■ AIM OF THE EXERCISE ■
Set down each entry exactly as given; pictures should not appear in the copy.

Start of ENTRIES SUPPLIED

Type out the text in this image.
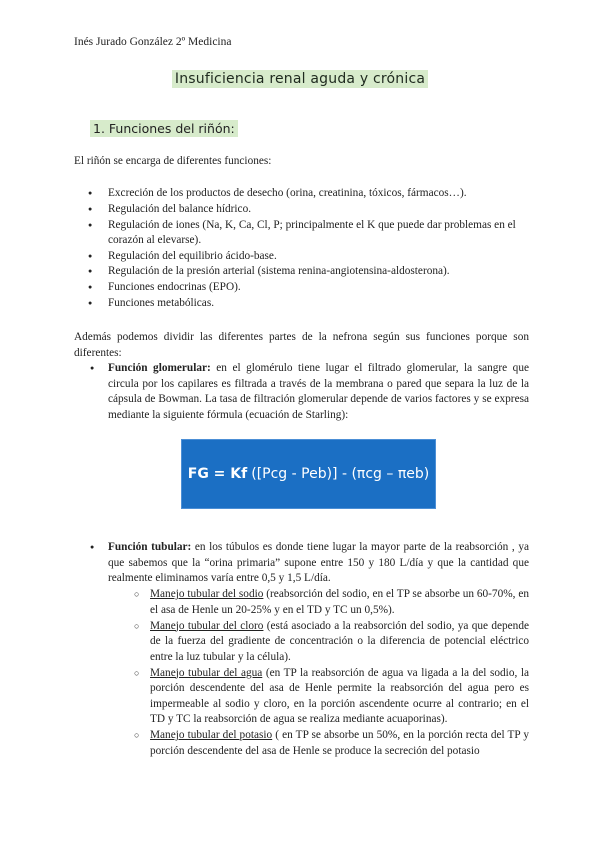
Inés Jurado González 2º Medicina
Insuficiencia renal aguda y crónica
1. Funciones del riñón:
El riñón se encarga de diferentes funciones:
● Excreción de los productos de desecho (orina, creatinina, tóxicos, fármacos…).
● Regulación del balance hídrico.
● Regulación de iones (Na, K, Ca, Cl, P; principalmente el K que puede dar problemas en el corazón al elevarse).
● Regulación del equilibrio ácido-base.
● Regulación de la presión arterial (sistema renina-angiotensina-aldosterona).
● Funciones endocrinas (EPO).
● Funciones metabólicas.
Además podemos dividir las diferentes partes de la nefrona según sus funciones porque son diferentes:
● Función glomerular: en el glomérulo tiene lugar el filtrado glomerular, la sangre que circula por los capilares es filtrada a través de la membrana o pared que separa la luz de la cápsula de Bowman. La tasa de filtración glomerular depende de varios factores y se expresa mediante la siguiente fórmula (ecuación de Starling):
FG = Kf ([Pcg - Peb)] - (πcg – πeb)
● Función tubular: en los túbulos es donde tiene lugar la mayor parte de la reabsorción , ya que sabemos que la “orina primaria” supone entre 150 y 180 L/día y que la cantidad que realmente eliminamos varía entre 0,5 y 1,5 L/día.
○ Manejo tubular del sodio (reabsorción del sodio, en el TP se absorbe un 60-70%, en el asa de Henle un 20-25% y en el TD y TC un 0,5%).
○ Manejo tubular del cloro (está asociado a la reabsorción del sodio, ya que depende de la fuerza del gradiente de concentración o la diferencia de potencial eléctrico entre la luz tubular y la célula).
○ Manejo tubular del agua (en TP la reabsorción de agua va ligada a la del sodio, la porción descendente del asa de Henle permite la reabsorción del agua pero es impermeable al sodio y cloro, en la porción ascendente ocurre al contrario; en el TD y TC la reabsorción de agua se realiza mediante acuaporinas).
○ Manejo tubular del potasio ( en TP se absorbe un 50%, en la porción recta del TP y porción descendente del asa de Henle se produce la secreción del potasio
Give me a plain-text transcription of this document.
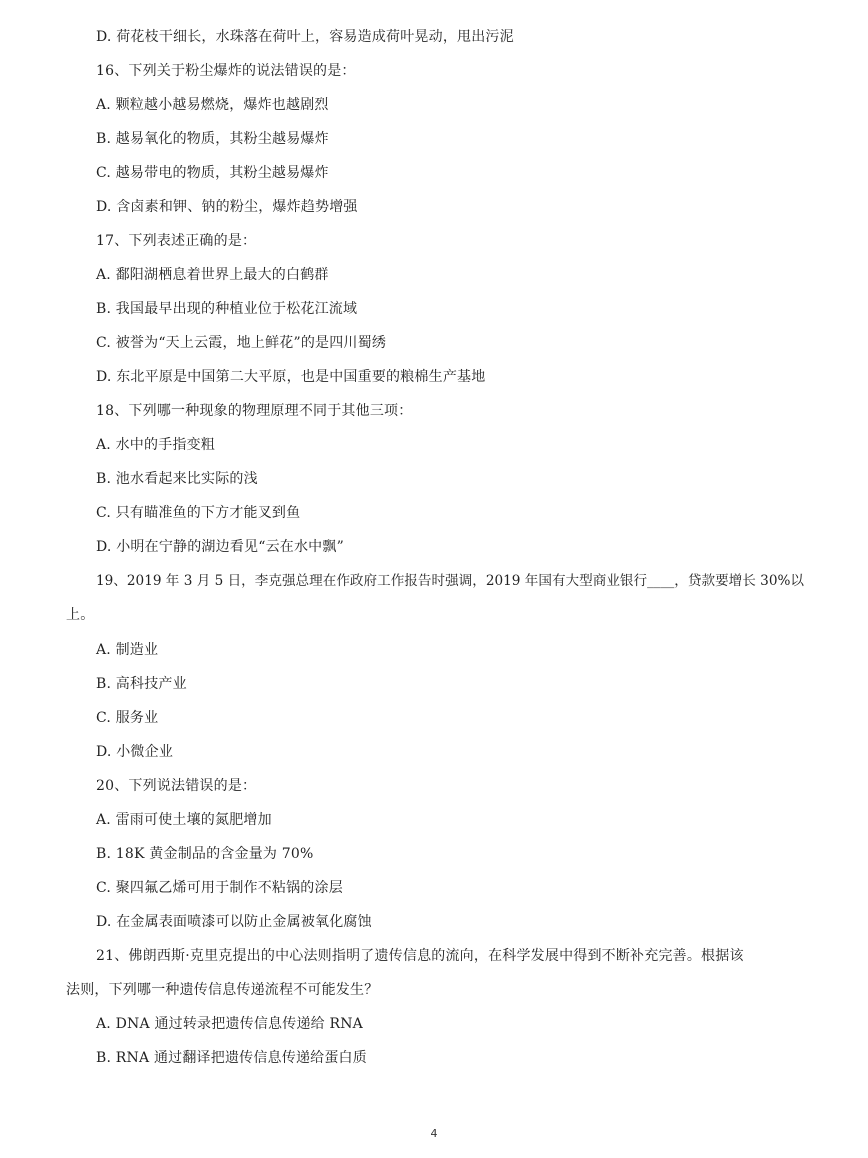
D. 荷花枝干细长，水珠落在荷叶上，容易造成荷叶晃动，甩出污泥
16、下列关于粉尘爆炸的说法错误的是：
A. 颗粒越小越易燃烧，爆炸也越剧烈
B. 越易氧化的物质，其粉尘越易爆炸
C. 越易带电的物质，其粉尘越易爆炸
D. 含卤素和钾、钠的粉尘，爆炸趋势增强
17、下列表述正确的是：
A. 鄱阳湖栖息着世界上最大的白鹤群
B. 我国最早出现的种植业位于松花江流域
C. 被誉为“天上云霞，地上鲜花”的是四川蜀绣
D. 东北平原是中国第二大平原，也是中国重要的粮棉生产基地
18、下列哪一种现象的物理原理不同于其他三项：
A. 水中的手指变粗
B. 池水看起来比实际的浅
C. 只有瞄准鱼的下方才能叉到鱼
D. 小明在宁静的湖边看见“云在水中飘”
19、2019 年 3 月 5 日，李克强总理在作政府工作报告时强调，2019 年国有大型商业银行____，贷款要增长 30%以
上。
A. 制造业
B. 高科技产业
C. 服务业
D. 小微企业
20、下列说法错误的是：
A. 雷雨可使土壤的氮肥增加
B. 18K 黄金制品的含金量为 70%
C. 聚四氟乙烯可用于制作不粘锅的涂层
D. 在金属表面喷漆可以防止金属被氧化腐蚀
21、佛朗西斯·克里克提出的中心法则指明了遗传信息的流向，在科学发展中得到不断补充完善。根据该
法则，下列哪一种遗传信息传递流程不可能发生？
A. DNA 通过转录把遗传信息传递给 RNA
B. RNA 通过翻译把遗传信息传递给蛋白质
4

End of ENTRIES SUPPLIED

■ THE SOLUTION ■
Type out the text in this image.
Inés Jurado González 2º Medicina
Insuficiencia renal aguda y crónica
1. Funciones del riñón:
El riñón se encarga de diferentes funciones:
● Excreción de los productos de desecho (orina, creatinina, tóxicos, fármacos…).
● Regulación del balance hídrico.
● Regulación de iones (Na, K, Ca, Cl, P; principalmente el K que puede dar problemas en el corazón al elevarse).
● Regulación del equilibrio ácido-base.
● Regulación de la presión arterial (sistema renina-angiotensina-aldosterona).
● Funciones endocrinas (EPO).
● Funciones metabólicas.
Además podemos dividir las diferentes partes de la nefrona según sus funciones porque son diferentes:
● Función glomerular: en el glomérulo tiene lugar el filtrado glomerular, la sangre que circula por los capilares es filtrada a través de la membrana o pared que separa la luz de la cápsula de Bowman. La tasa de filtración glomerular depende de varios factores y se expresa mediante la siguiente fórmula (ecuación de Starling):
FG = Kf ([Pcg - Peb)] - (πcg – πeb)
● Función tubular: en los túbulos es donde tiene lugar la mayor parte de la reabsorción , ya que sabemos que la “orina primaria” supone entre 150 y 180 L/día y que la cantidad que realmente eliminamos varía entre 0,5 y 1,5 L/día.
○ Manejo tubular del sodio (reabsorción del sodio, en el TP se absorbe un 60-70%, en el asa de Henle un 20-25% y en el TD y TC un 0,5%).
○ Manejo tubular del cloro (está asociado a la reabsorción del sodio, ya que depende de la fuerza del gradiente de concentración o la diferencia de potencial eléctrico entre la luz tubular y la célula).
○ Manejo tubular del agua (en TP la reabsorción de agua va ligada a la del sodio, la porción descendente del asa de Henle permite la reabsorción del agua pero es impermeable al sodio y cloro, en la porción ascendente ocurre al contrario; en el TD y TC la reabsorción de agua se realiza mediante acuaporinas).
○ Manejo tubular del potasio ( en TP se absorbe un 50%, en la porción recta del TP y porción descendente del asa de Henle se produce la secreción del potasio
Give me a plain-text transcription of this document.
D. 荷花枝干细长，水珠落在荷叶上，容易造成荷叶晃动，甩出污泥
16、下列关于粉尘爆炸的说法错误的是：
A. 颗粒越小越易燃烧，爆炸也越剧烈
B. 越易氧化的物质，其粉尘越易爆炸
C. 越易带电的物质，其粉尘越易爆炸
D. 含卤素和钾、钠的粉尘，爆炸趋势增强
17、下列表述正确的是：
A. 鄱阳湖栖息着世界上最大的白鹤群
B. 我国最早出现的种植业位于松花江流域
C. 被誉为“天上云霞，地上鲜花”的是四川蜀绣
D. 东北平原是中国第二大平原，也是中国重要的粮棉生产基地
18、下列哪一种现象的物理原理不同于其他三项：
A. 水中的手指变粗
B. 池水看起来比实际的浅
C. 只有瞄准鱼的下方才能叉到鱼
D. 小明在宁静的湖边看见“云在水中飘”
19、2019 年 3 月 5 日，李克强总理在作政府工作报告时强调，2019 年国有大型商业银行____，贷款要增长 30%以
上。
A. 制造业
B. 高科技产业
C. 服务业
D. 小微企业
20、下列说法错误的是：
A. 雷雨可使土壤的氮肥增加
B. 18K 黄金制品的含金量为 70%
C. 聚四氟乙烯可用于制作不粘锅的涂层
D. 在金属表面喷漆可以防止金属被氧化腐蚀
21、佛朗西斯·克里克提出的中心法则指明了遗传信息的流向，在科学发展中得到不断补充完善。根据该
法则，下列哪一种遗传信息传递流程不可能发生？
A. DNA 通过转录把遗传信息传递给 RNA
B. RNA 通过翻译把遗传信息传递给蛋白质
4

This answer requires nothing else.